Repeat exactly the lines from the line containing "Give me a plain-text" through the last line of the records below, inclusive, and nothing else.

> [Data entries]
════════════════

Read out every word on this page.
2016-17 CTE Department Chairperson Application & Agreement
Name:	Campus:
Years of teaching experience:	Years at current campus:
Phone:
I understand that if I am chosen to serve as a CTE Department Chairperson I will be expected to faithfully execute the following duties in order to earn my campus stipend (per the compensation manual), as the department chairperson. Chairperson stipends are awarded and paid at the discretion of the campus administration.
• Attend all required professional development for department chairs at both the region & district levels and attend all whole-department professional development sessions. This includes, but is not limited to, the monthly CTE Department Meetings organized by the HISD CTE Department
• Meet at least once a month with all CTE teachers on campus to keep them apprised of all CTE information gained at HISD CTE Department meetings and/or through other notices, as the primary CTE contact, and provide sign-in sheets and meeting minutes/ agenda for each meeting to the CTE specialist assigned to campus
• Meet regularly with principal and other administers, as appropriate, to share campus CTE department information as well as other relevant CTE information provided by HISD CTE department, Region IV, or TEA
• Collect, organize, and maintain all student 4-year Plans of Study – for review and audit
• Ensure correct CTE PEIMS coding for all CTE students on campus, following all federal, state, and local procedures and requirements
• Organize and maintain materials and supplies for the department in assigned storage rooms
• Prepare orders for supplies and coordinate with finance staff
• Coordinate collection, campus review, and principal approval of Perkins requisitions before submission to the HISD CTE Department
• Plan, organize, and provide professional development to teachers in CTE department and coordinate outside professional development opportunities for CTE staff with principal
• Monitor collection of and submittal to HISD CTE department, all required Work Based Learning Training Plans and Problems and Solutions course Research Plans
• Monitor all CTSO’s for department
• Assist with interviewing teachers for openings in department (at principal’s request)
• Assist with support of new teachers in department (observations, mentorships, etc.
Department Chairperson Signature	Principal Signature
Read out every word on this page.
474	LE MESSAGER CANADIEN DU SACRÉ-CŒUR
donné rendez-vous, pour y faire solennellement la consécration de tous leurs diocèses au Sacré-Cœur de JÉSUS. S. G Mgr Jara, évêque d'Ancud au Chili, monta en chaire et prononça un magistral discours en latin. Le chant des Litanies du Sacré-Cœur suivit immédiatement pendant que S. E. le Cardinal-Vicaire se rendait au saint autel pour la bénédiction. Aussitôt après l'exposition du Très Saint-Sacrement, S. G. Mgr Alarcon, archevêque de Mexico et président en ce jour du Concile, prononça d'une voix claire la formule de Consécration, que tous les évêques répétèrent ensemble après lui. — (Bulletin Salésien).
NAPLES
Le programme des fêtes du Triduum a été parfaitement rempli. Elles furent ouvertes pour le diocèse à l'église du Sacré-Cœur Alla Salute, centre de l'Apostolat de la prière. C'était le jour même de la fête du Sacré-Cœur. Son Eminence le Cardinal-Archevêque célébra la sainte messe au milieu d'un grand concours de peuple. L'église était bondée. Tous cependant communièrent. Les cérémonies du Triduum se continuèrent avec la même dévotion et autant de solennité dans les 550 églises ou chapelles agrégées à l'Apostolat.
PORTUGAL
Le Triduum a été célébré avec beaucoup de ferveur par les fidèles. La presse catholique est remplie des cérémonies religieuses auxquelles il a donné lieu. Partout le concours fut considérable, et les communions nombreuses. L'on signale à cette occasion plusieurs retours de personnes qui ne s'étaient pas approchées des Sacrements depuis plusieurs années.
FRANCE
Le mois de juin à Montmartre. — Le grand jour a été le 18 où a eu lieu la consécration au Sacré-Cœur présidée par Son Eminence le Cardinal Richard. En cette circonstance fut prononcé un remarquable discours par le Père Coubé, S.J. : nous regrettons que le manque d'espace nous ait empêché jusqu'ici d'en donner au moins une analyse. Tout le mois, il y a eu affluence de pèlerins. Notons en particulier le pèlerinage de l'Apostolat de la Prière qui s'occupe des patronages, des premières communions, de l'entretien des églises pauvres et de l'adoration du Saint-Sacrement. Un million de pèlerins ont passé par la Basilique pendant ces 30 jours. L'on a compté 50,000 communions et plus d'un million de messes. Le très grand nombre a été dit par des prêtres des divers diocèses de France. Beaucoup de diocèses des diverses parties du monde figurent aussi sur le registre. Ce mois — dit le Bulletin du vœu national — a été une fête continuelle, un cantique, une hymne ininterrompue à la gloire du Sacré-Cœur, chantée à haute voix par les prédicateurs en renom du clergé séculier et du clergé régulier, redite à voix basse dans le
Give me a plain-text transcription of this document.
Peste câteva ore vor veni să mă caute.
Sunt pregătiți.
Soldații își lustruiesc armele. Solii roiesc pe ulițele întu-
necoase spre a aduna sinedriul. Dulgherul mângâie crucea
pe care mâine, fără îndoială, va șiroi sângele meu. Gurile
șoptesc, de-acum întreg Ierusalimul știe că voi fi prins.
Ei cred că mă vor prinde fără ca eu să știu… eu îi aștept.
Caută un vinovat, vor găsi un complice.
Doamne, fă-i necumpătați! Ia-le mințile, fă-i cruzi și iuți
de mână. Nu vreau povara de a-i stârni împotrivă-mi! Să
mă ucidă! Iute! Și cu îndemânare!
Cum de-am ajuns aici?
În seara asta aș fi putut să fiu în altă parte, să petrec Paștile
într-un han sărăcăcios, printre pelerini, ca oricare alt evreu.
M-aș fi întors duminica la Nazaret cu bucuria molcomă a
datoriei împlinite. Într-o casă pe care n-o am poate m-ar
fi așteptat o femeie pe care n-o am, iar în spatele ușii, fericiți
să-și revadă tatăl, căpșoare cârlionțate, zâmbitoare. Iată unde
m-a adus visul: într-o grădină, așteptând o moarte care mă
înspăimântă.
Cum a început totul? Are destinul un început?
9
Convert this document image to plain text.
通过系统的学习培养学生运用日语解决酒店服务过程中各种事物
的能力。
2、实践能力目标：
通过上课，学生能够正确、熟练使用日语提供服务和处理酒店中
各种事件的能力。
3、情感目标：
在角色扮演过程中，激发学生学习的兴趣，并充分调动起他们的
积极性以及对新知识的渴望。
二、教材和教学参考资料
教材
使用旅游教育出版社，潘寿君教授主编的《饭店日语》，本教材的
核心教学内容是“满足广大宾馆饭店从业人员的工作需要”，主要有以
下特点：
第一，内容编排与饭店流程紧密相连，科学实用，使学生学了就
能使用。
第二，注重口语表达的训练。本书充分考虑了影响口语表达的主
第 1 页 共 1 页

════════════════

> [EXPECTED ANSWER]
Give me a plain-text transcription of this document.
Peste câteva ore vor veni să mă caute.
Sunt pregătiți.
Soldații își lustruiesc armele. Solii roiesc pe ulițele întu-
necoase spre a aduna sinedriul. Dulgherul mângâie crucea
pe care mâine, fără îndoială, va șiroi sângele meu. Gurile
șoptesc, de-acum întreg Ierusalimul știe că voi fi prins.
Ei cred că mă vor prinde fără ca eu să știu… eu îi aștept.
Caută un vinovat, vor găsi un complice.
Doamne, fă-i necumpătați! Ia-le mințile, fă-i cruzi și iuți
de mână. Nu vreau povara de a-i stârni împotrivă-mi! Să
mă ucidă! Iute! Și cu îndemânare!
Cum de-am ajuns aici?
În seara asta aș fi putut să fiu în altă parte, să petrec Paștile
într-un han sărăcăcios, printre pelerini, ca oricare alt evreu.
M-aș fi întors duminica la Nazaret cu bucuria molcomă a
datoriei împlinite. Într-o casă pe care n-o am poate m-ar
fi așteptat o femeie pe care n-o am, iar în spatele ușii, fericiți
să-și revadă tatăl, căpșoare cârlionțate, zâmbitoare. Iată unde
m-a adus visul: într-o grădină, așteptând o moarte care mă
înspăimântă.
Cum a început totul? Are destinul un început?
9
Convert this document image to plain text.
通过系统的学习培养学生运用日语解决酒店服务过程中各种事物
的能力。
2、实践能力目标：
通过上课，学生能够正确、熟练使用日语提供服务和处理酒店中
各种事件的能力。
3、情感目标：
在角色扮演过程中，激发学生学习的兴趣，并充分调动起他们的
积极性以及对新知识的渴望。
二、教材和教学参考资料
教材
使用旅游教育出版社，潘寿君教授主编的《饭店日语》，本教材的
核心教学内容是“满足广大宾馆饭店从业人员的工作需要”，主要有以
下特点：
第一，内容编排与饭店流程紧密相连，科学实用，使学生学了就
能使用。
第二，注重口语表达的训练。本书充分考虑了影响口语表达的主
第 1 页 共 1 页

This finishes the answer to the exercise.